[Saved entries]
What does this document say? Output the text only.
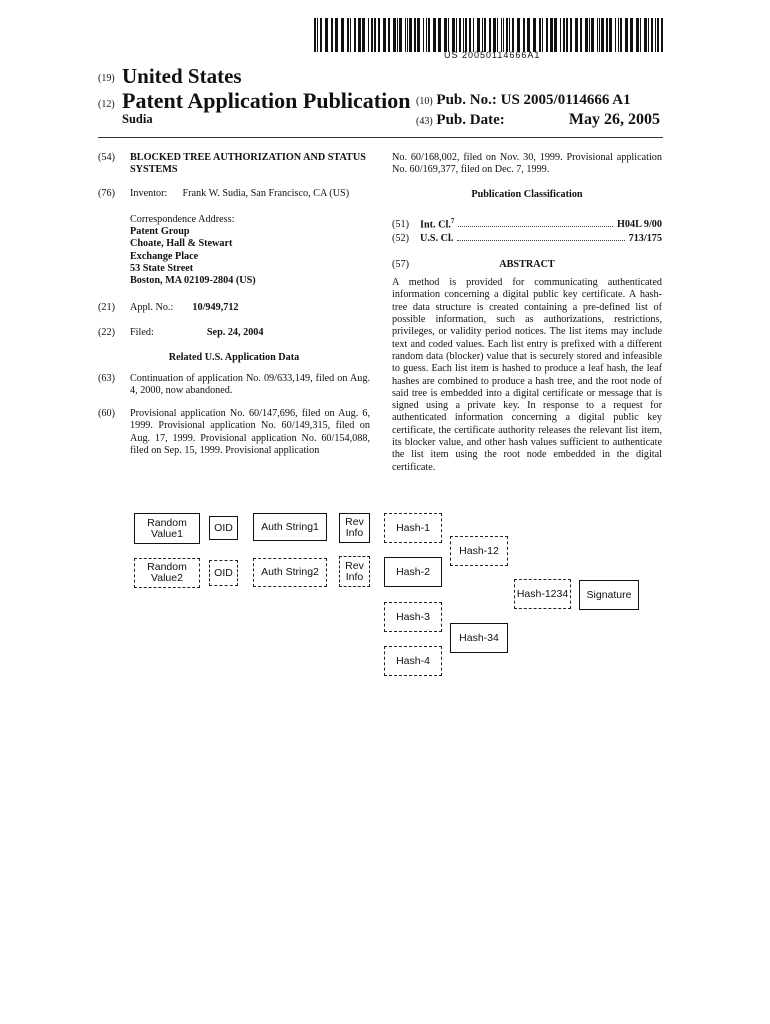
US 20050114666A1
(19) United States
(12) Patent Application Publication
Sudia
(10) Pub. No.: US 2005/0114666 A1
(43) Pub. Date:	May 26, 2005
(54) BLOCKED TREE AUTHORIZATION AND STATUS SYSTEMS
(76) Inventor: Frank W. Sudia, San Francisco, CA (US)
Correspondence Address:
Patent Group
Choate, Hall & Stewart
Exchange Place
53 State Street
Boston, MA 02109-2804 (US)
(21) Appl. No.: 10/949,712
(22) Filed:	Sep. 24, 2004
Related U.S. Application Data
(63) Continuation of application No. 09/633,149, filed on Aug. 4, 2000, now abandoned.
(60) Provisional application No. 60/147,696, filed on Aug. 6, 1999. Provisional application No. 60/149,315, filed on Aug. 17, 1999. Provisional application No. 60/154,088, filed on Sep. 15, 1999. Provisional application
No. 60/168,002, filed on Nov. 30, 1999. Provisional application No. 60/169,377, filed on Dec. 7, 1999.
Publication Classification
(51)	Int. Cl.$^7$	H04L 9/00
(52)	U.S. Cl.	713/175
(57)	ABSTRACT
A method is provided for communicating authenticated information concerning a digital public key certificate. A hash-tree data structure is created containing a pre-defined list of possible information, such as authorizations, restrictions, privileges, or validity period notices. The list items may include text and coded values. Each list entry is prefixed with a different random data (blocker) value that is securely stored and infeasible to guess. Each list item is hashed to produce a leaf hash, the leaf hashes are combined to produce a hash tree, and the root node of said tree is embedded into a digital certificate or message that is signed using a private key. In response to a request for authenticated information concerning a digital public key certificate, the certificate authority releases the relevant list item, its blocker value, and other hash values sufficient to authenticate the list item using the root node embedded in the digital certificate.
Random Value1	OID	Auth String1	Rev Info
Random Value2	OID	Auth String2
Rev Info
Hash-1
Hash-2
Hash-3
Hash-4
Hash-12
Hash-34
Hash-1234	Signature
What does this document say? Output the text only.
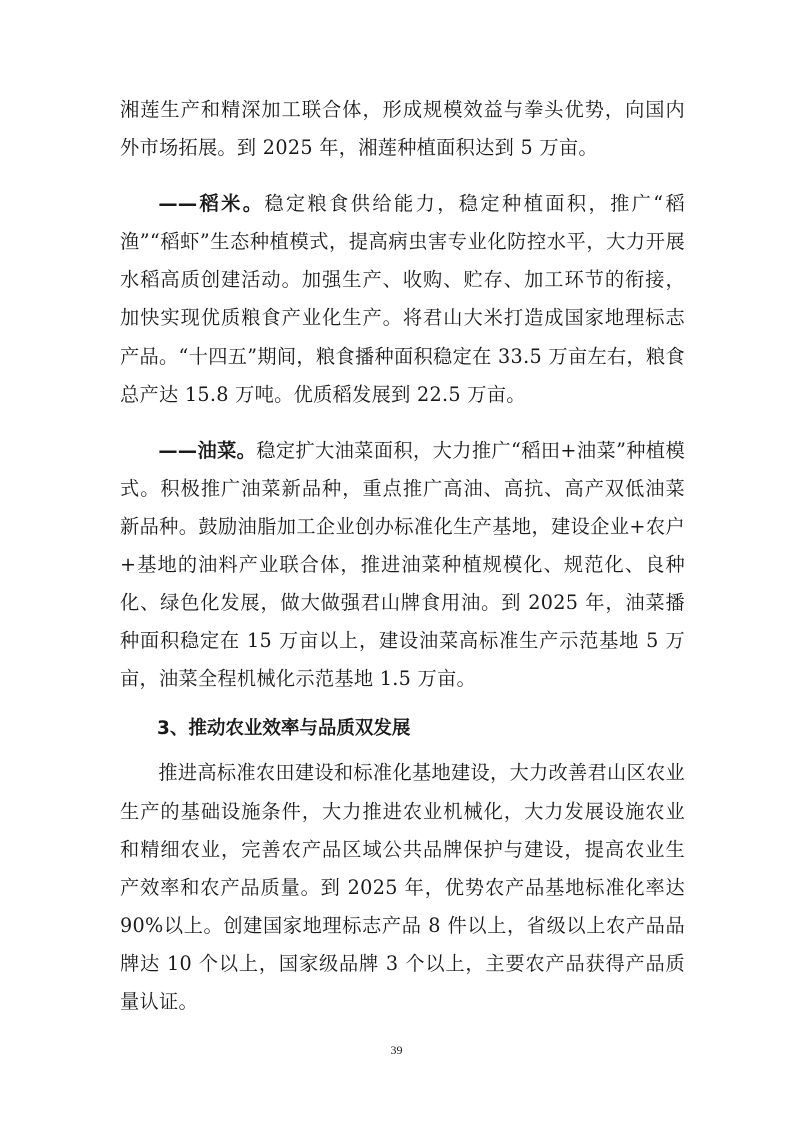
湘莲生产和精深加工联合体，形成规模效益与拳头优势，向国内外市场拓展。到 2025 年，湘莲种植面积达到 5 万亩。

——稻米。稳定粮食供给能力，稳定种植面积，推广“稻渔”“稻虾”生态种植模式，提高病虫害专业化防控水平，大力开展水稻高质创建活动。加强生产、收购、贮存、加工环节的衔接，加快实现优质粮食产业化生产。将君山大米打造成国家地理标志产品。“十四五”期间，粮食播种面积稳定在 33.5 万亩左右，粮食总产达 15.8 万吨。优质稻发展到 22.5 万亩。

——油菜。稳定扩大油菜面积，大力推广“稻田+油菜”种植模式。积极推广油菜新品种，重点推广高油、高抗、高产双低油菜新品种。鼓励油脂加工企业创办标准化生产基地，建设企业+农户+基地的油料产业联合体，推进油菜种植规模化、规范化、良种化、绿色化发展，做大做强君山牌食用油。到 2025 年，油菜播种面积稳定在 15 万亩以上，建设油菜高标准生产示范基地 5 万亩，油菜全程机械化示范基地 1.5 万亩。

3、推动农业效率与品质双发展

推进高标准农田建设和标准化基地建设，大力改善君山区农业生产的基础设施条件，大力推进农业机械化，大力发展设施农业和精细农业，完善农产品区域公共品牌保护与建设，提高农业生产效率和农产品质量。到 2025 年，优势农产品基地标准化率达 90%以上。创建国家地理标志产品 8 件以上，省级以上农产品品牌达 10 个以上，国家级品牌 3 个以上，主要农产品获得产品质量认证。

39
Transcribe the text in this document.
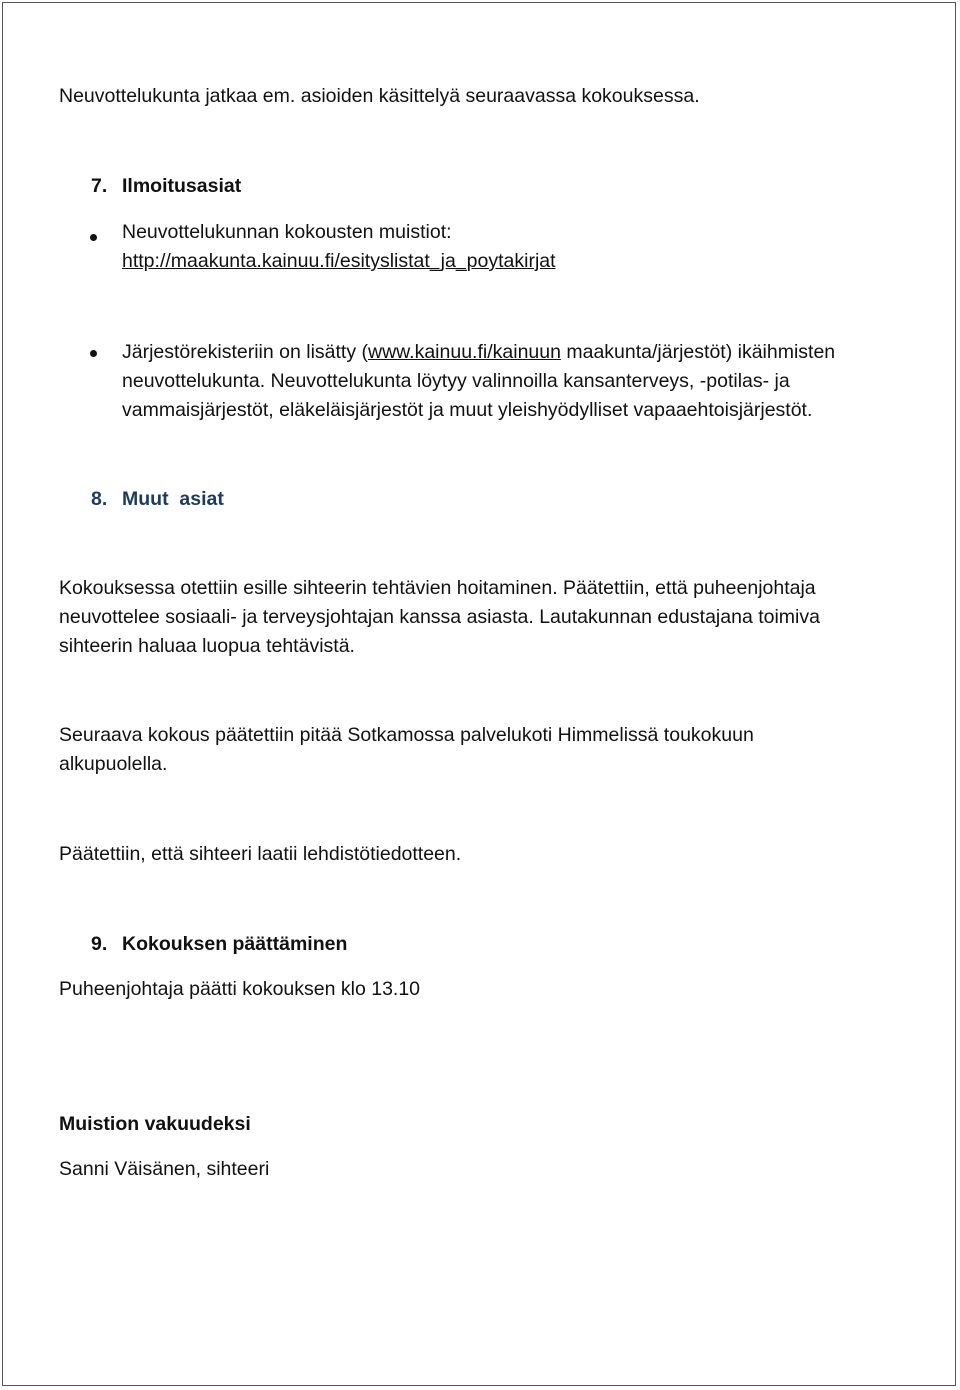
Neuvottelukunta jatkaa em. asioiden käsittelyä seuraavassa kokouksessa.

7. Ilmoitusasiat

Neuvottelukunnan kokousten muistiot:

http://maakunta.kainuu.fi/esityslistat_ja_poytakirjat

Järjestörekisteriin on lisätty (www.kainuu.fi/kainuun maakunta/järjestöt) ikäihmisten

neuvottelukunta. Neuvottelukunta löytyy valinnoilla kansanterveys, -potilas- ja

vammaisjärjestöt, eläkeläisjärjestöt ja muut yleishyödylliset vapaaehtoisjärjestöt.

8. Muut  asiat

Kokouksessa otettiin esille sihteerin tehtävien hoitaminen. Päätettiin, että puheenjohtaja

neuvottelee sosiaali- ja terveysjohtajan kanssa asiasta. Lautakunnan edustajana toimiva

sihteerin haluaa luopua tehtävistä.

Seuraava kokous päätettiin pitää Sotkamossa palvelukoti Himmelissä toukokuun

alkupuolella.

Päätettiin, että sihteeri laatii lehdistötiedotteen.

9. Kokouksen päättäminen

Puheenjohtaja päätti kokouksen klo 13.10

Muistion vakuudeksi

Sanni Väisänen, sihteeri
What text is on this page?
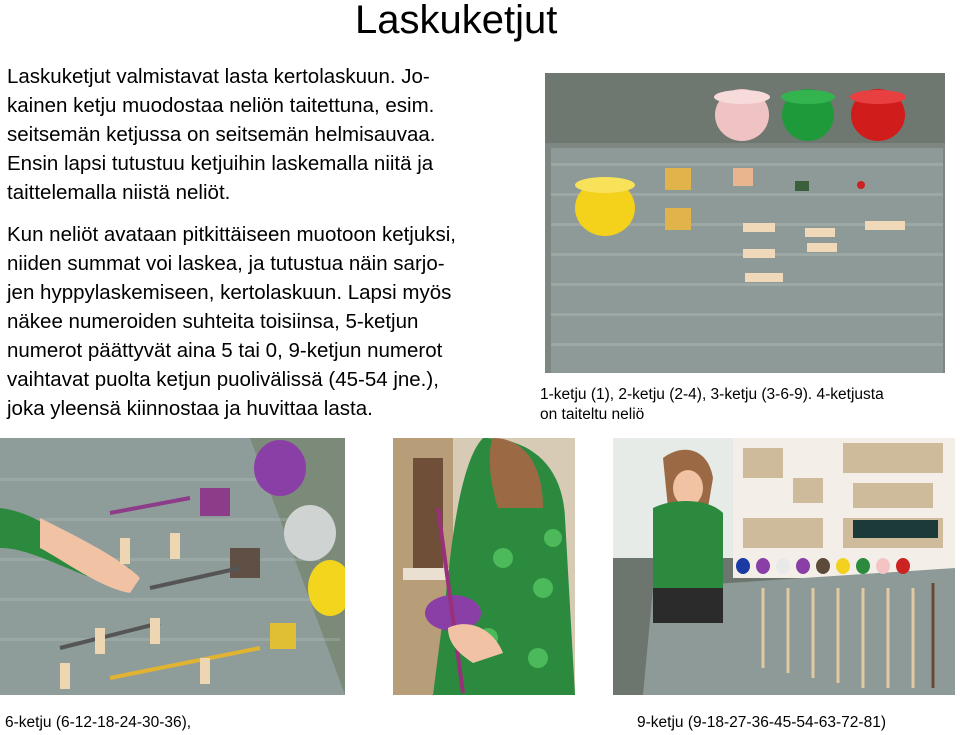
Laskuketjut
Laskuketjut valmistavat lasta kertolaskuun. Jo-
kainen ketju muodostaa neliön taitettuna, esim.
seitsemän ketjussa on seitsemän helmisauvaa.
Ensin lapsi tutustuu ketjuihin laskemalla niitä ja
taittelemalla niistä neliöt.
Kun neliöt avataan pitkittäiseen muotoon ketjuksi,
niiden summat voi laskea, ja tutustua näin sarjo-
jen hyppylaskemiseen, kertolaskuun. Lapsi myös
näkee numeroiden suhteita toisiinsa, 5-ketjun
numerot päättyvät aina 5 tai 0, 9-ketjun numerot
vaihtavat puolta ketjun puolivälissä (45-54 jne.),
joka yleensä kiinnostaa ja huvittaa lasta.
1-ketju (1), 2-ketju (2-4), 3-ketju (3-6-9). 4-ketjusta
on taiteltu neliö
6-ketju (6-12-18-24-30-36),	9-ketju (9-18-27-36-45-54-63-72-81)
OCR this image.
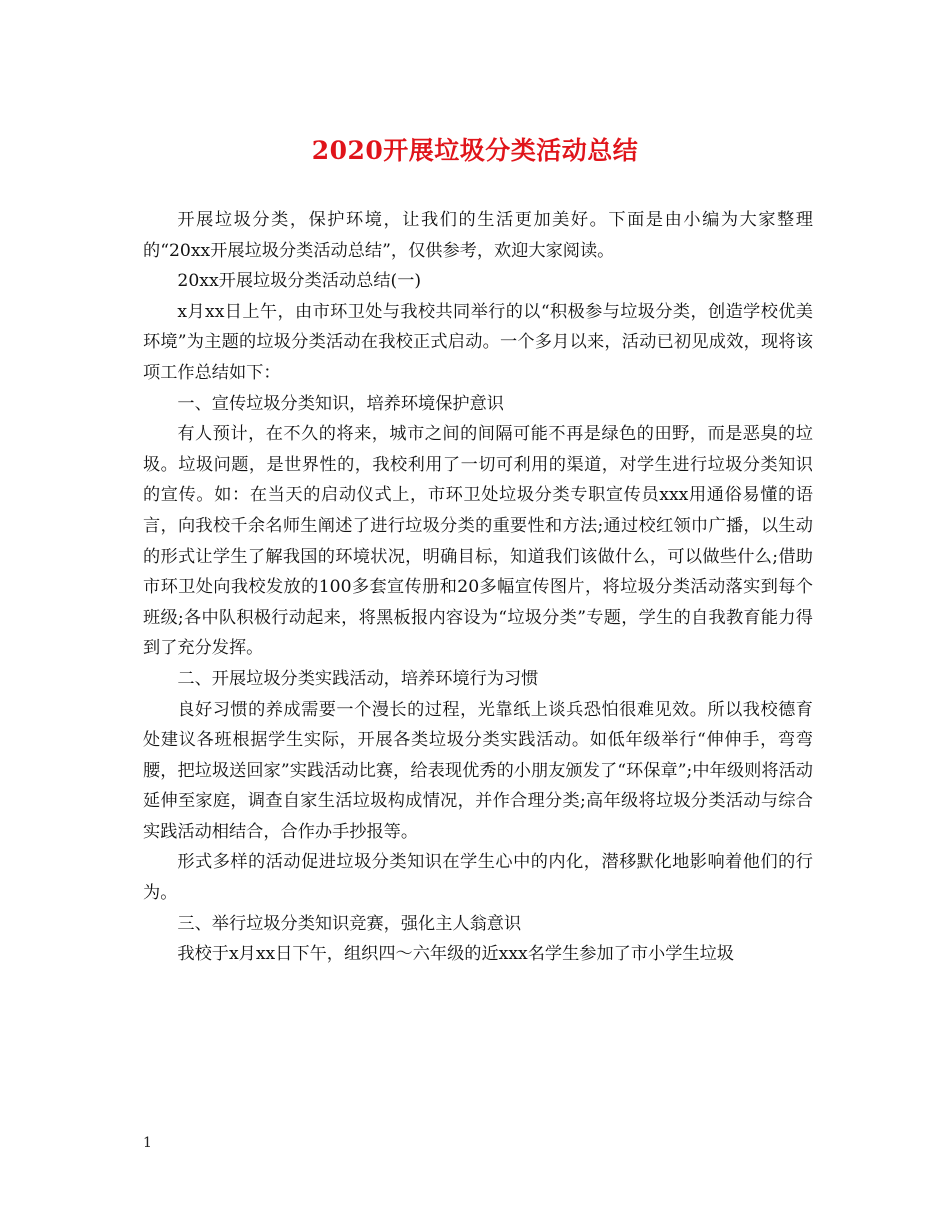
2020开展垃圾分类活动总结

开展垃圾分类，保护环境，让我们的生活更加美好。下面是由小编为大家整理的“20xx开展垃圾分类活动总结”，仅供参考，欢迎大家阅读。

20xx开展垃圾分类活动总结(一)

x月xx日上午，由市环卫处与我校共同举行的以“积极参与垃圾分类，创造学校优美环境”为主题的垃圾分类活动在我校正式启动。一个多月以来，活动已初见成效，现将该项工作总结如下：

一、宣传垃圾分类知识，培养环境保护意识

有人预计，在不久的将来，城市之间的间隔可能不再是绿色的田野，而是恶臭的垃圾。垃圾问题，是世界性的，我校利用了一切可利用的渠道，对学生进行垃圾分类知识的宣传。如：在当天的启动仪式上，市环卫处垃圾分类专职宣传员xxx用通俗易懂的语言，向我校千余名师生阐述了进行垃圾分类的重要性和方法;通过校红领巾广播，以生动的形式让学生了解我国的环境状况，明确目标，知道我们该做什么，可以做些什么;借助市环卫处向我校发放的100多套宣传册和20多幅宣传图片，将垃圾分类活动落实到每个班级;各中队积极行动起来，将黑板报内容设为“垃圾分类”专题，学生的自我教育能力得到了充分发挥。

二、开展垃圾分类实践活动，培养环境行为习惯

良好习惯的养成需要一个漫长的过程，光靠纸上谈兵恐怕很难见效。所以我校德育处建议各班根据学生实际，开展各类垃圾分类实践活动。如低年级举行“伸伸手，弯弯腰，把垃圾送回家”实践活动比赛，给表现优秀的小朋友颁发了“环保章”;中年级则将活动延伸至家庭，调查自家生活垃圾构成情况，并作合理分类;高年级将垃圾分类活动与综合实践活动相结合，合作办手抄报等。

形式多样的活动促进垃圾分类知识在学生心中的内化，潜移默化地影响着他们的行为。

三、举行垃圾分类知识竞赛，强化主人翁意识

我校于x月xx日下午，组织四～六年级的近xxx名学生参加了市小学生垃圾

1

> Work to be completed:
Copy all of the entries verbatim, leaving out any pictures they contain.

> The result:
What does this document say? Output the text only.
US 20050114666A1
(19) United States
(12) Patent Application Publication
Sudia
(10) Pub. No.: US 2005/0114666 A1
(43) Pub. Date:	May 26, 2005
(54) BLOCKED TREE AUTHORIZATION AND STATUS SYSTEMS
(76) Inventor: Frank W. Sudia, San Francisco, CA (US)
Correspondence Address:
Patent Group
Choate, Hall & Stewart
Exchange Place
53 State Street
Boston, MA 02109-2804 (US)
(21) Appl. No.: 10/949,712
(22) Filed:	Sep. 24, 2004
Related U.S. Application Data
(63) Continuation of application No. 09/633,149, filed on Aug. 4, 2000, now abandoned.
(60) Provisional application No. 60/147,696, filed on Aug. 6, 1999. Provisional application No. 60/149,315, filed on Aug. 17, 1999. Provisional application No. 60/154,088, filed on Sep. 15, 1999. Provisional application
No. 60/168,002, filed on Nov. 30, 1999. Provisional application No. 60/169,377, filed on Dec. 7, 1999.
Publication Classification
(51)	Int. Cl.$^7$	H04L 9/00
(52)	U.S. Cl.	713/175
(57)	ABSTRACT
A method is provided for communicating authenticated information concerning a digital public key certificate. A hash-tree data structure is created containing a pre-defined list of possible information, such as authorizations, restrictions, privileges, or validity period notices. The list items may include text and coded values. Each list entry is prefixed with a different random data (blocker) value that is securely stored and infeasible to guess. Each list item is hashed to produce a leaf hash, the leaf hashes are combined to produce a hash tree, and the root node of said tree is embedded into a digital certificate or message that is signed using a private key. In response to a request for authenticated information concerning a digital public key certificate, the certificate authority releases the relevant list item, its blocker value, and other hash values sufficient to authenticate the list item using the root node embedded in the digital certificate.
Random Value1	OID	Auth String1	Rev Info
Random Value2	OID	Auth String2
Rev Info
Hash-1
Hash-2
Hash-3
Hash-4
Hash-12
Hash-34
Hash-1234	Signature
What does this document say? Output the text only.
湘莲生产和精深加工联合体，形成规模效益与拳头优势，向国内外市场拓展。到 2025 年，湘莲种植面积达到 5 万亩。

——稻米。稳定粮食供给能力，稳定种植面积，推广“稻渔”“稻虾”生态种植模式，提高病虫害专业化防控水平，大力开展水稻高质创建活动。加强生产、收购、贮存、加工环节的衔接，加快实现优质粮食产业化生产。将君山大米打造成国家地理标志产品。“十四五”期间，粮食播种面积稳定在 33.5 万亩左右，粮食总产达 15.8 万吨。优质稻发展到 22.5 万亩。

——油菜。稳定扩大油菜面积，大力推广“稻田+油菜”种植模式。积极推广油菜新品种，重点推广高油、高抗、高产双低油菜新品种。鼓励油脂加工企业创办标准化生产基地，建设企业+农户+基地的油料产业联合体，推进油菜种植规模化、规范化、良种化、绿色化发展，做大做强君山牌食用油。到 2025 年，油菜播种面积稳定在 15 万亩以上，建设油菜高标准生产示范基地 5 万亩，油菜全程机械化示范基地 1.5 万亩。

3、推动农业效率与品质双发展

推进高标准农田建设和标准化基地建设，大力改善君山区农业生产的基础设施条件，大力推进农业机械化，大力发展设施农业和精细农业，完善农产品区域公共品牌保护与建设，提高农业生产效率和农产品质量。到 2025 年，优势农产品基地标准化率达 90%以上。创建国家地理标志产品 8 件以上，省级以上农产品品牌达 10 个以上，国家级品牌 3 个以上，主要农产品获得产品质量认证。

39
Transcribe the text in this document.
Neuvottelukunta jatkaa em. asioiden käsittelyä seuraavassa kokouksessa.

7. Ilmoitusasiat

Neuvottelukunnan kokousten muistiot:

http://maakunta.kainuu.fi/esityslistat_ja_poytakirjat

Järjestörekisteriin on lisätty (www.kainuu.fi/kainuun maakunta/järjestöt) ikäihmisten

neuvottelukunta. Neuvottelukunta löytyy valinnoilla kansanterveys, -potilas- ja

vammaisjärjestöt, eläkeläisjärjestöt ja muut yleishyödylliset vapaaehtoisjärjestöt.

8. Muut  asiat

Kokouksessa otettiin esille sihteerin tehtävien hoitaminen. Päätettiin, että puheenjohtaja

neuvottelee sosiaali- ja terveysjohtajan kanssa asiasta. Lautakunnan edustajana toimiva

sihteerin haluaa luopua tehtävistä.

Seuraava kokous päätettiin pitää Sotkamossa palvelukoti Himmelissä toukokuun

alkupuolella.

Päätettiin, että sihteeri laatii lehdistötiedotteen.

9. Kokouksen päättäminen

Puheenjohtaja päätti kokouksen klo 13.10

Muistion vakuudeksi

Sanni Väisänen, sihteeri
What text is on this page?
Laskuketjut
Laskuketjut valmistavat lasta kertolaskuun. Jo-
kainen ketju muodostaa neliön taitettuna, esim.
seitsemän ketjussa on seitsemän helmisauvaa.
Ensin lapsi tutustuu ketjuihin laskemalla niitä ja
taittelemalla niistä neliöt.
Kun neliöt avataan pitkittäiseen muotoon ketjuksi,
niiden summat voi laskea, ja tutustua näin sarjo-
jen hyppylaskemiseen, kertolaskuun. Lapsi myös
näkee numeroiden suhteita toisiinsa, 5-ketjun
numerot päättyvät aina 5 tai 0, 9-ketjun numerot
vaihtavat puolta ketjun puolivälissä (45-54 jne.),
joka yleensä kiinnostaa ja huvittaa lasta.
1-ketju (1), 2-ketju (2-4), 3-ketju (3-6-9). 4-ketjusta
on taiteltu neliö
6-ketju (6-12-18-24-30-36),	9-ketju (9-18-27-36-45-54-63-72-81)
OCR this image.
2020开展垃圾分类活动总结

开展垃圾分类，保护环境，让我们的生活更加美好。下面是由小编为大家整理的“20xx开展垃圾分类活动总结”，仅供参考，欢迎大家阅读。

20xx开展垃圾分类活动总结(一)

x月xx日上午，由市环卫处与我校共同举行的以“积极参与垃圾分类，创造学校优美环境”为主题的垃圾分类活动在我校正式启动。一个多月以来，活动已初见成效，现将该项工作总结如下：

一、宣传垃圾分类知识，培养环境保护意识

有人预计，在不久的将来，城市之间的间隔可能不再是绿色的田野，而是恶臭的垃圾。垃圾问题，是世界性的，我校利用了一切可利用的渠道，对学生进行垃圾分类知识的宣传。如：在当天的启动仪式上，市环卫处垃圾分类专职宣传员xxx用通俗易懂的语言，向我校千余名师生阐述了进行垃圾分类的重要性和方法;通过校红领巾广播，以生动的形式让学生了解我国的环境状况，明确目标，知道我们该做什么，可以做些什么;借助市环卫处向我校发放的100多套宣传册和20多幅宣传图片，将垃圾分类活动落实到每个班级;各中队积极行动起来，将黑板报内容设为“垃圾分类”专题，学生的自我教育能力得到了充分发挥。

二、开展垃圾分类实践活动，培养环境行为习惯

良好习惯的养成需要一个漫长的过程，光靠纸上谈兵恐怕很难见效。所以我校德育处建议各班根据学生实际，开展各类垃圾分类实践活动。如低年级举行“伸伸手，弯弯腰，把垃圾送回家”实践活动比赛，给表现优秀的小朋友颁发了“环保章”;中年级则将活动延伸至家庭，调查自家生活垃圾构成情况，并作合理分类;高年级将垃圾分类活动与综合实践活动相结合，合作办手抄报等。

形式多样的活动促进垃圾分类知识在学生心中的内化，潜移默化地影响着他们的行为。

三、举行垃圾分类知识竞赛，强化主人翁意识

我校于x月xx日下午，组织四～六年级的近xxx名学生参加了市小学生垃圾

1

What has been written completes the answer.